→ Problem:
Write down every entry below once more, exactly.

(Structured figure records)
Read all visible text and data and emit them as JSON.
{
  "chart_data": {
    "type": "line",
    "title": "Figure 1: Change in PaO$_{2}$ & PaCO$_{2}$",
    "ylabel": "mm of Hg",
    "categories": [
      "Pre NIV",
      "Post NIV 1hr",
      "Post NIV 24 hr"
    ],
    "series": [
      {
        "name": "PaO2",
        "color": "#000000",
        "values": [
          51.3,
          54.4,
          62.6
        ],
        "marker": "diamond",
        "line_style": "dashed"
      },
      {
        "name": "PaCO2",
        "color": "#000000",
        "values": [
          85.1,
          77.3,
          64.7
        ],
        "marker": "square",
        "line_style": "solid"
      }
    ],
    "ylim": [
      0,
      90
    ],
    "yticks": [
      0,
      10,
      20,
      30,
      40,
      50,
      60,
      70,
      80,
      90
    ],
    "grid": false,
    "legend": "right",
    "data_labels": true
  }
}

→ Solution for this problem:
Read all visible text and data and emit them as JSON.
{
  "chart_data": {
    "type": "line",
    "title": "Figure 1: Change in PaO$_{2}$ & PaCO$_{2}$",
    "ylabel": "mm of Hg",
    "categories": [
      "Pre NIV",
      "Post NIV 1hr",
      "Post NIV 24 hr"
    ],
    "series": [
      {
        "name": "PaO2",
        "color": "#000000",
        "values": [
          51.3,
          54.4,
          62.6
        ],
        "marker": "diamond",
        "line_style": "dashed"
      },
      {
        "name": "PaCO2",
        "color": "#000000",
        "values": [
          85.1,
          77.3,
          64.7
        ],
        "marker": "square",
        "line_style": "solid"
      }
    ],
    "ylim": [
      0,
      90
    ],
    "yticks": [
      0,
      10,
      20,
      30,
      40,
      50,
      60,
      70,
      80,
      90
    ],
    "grid": false,
    "legend": "right",
    "data_labels": true
  }
}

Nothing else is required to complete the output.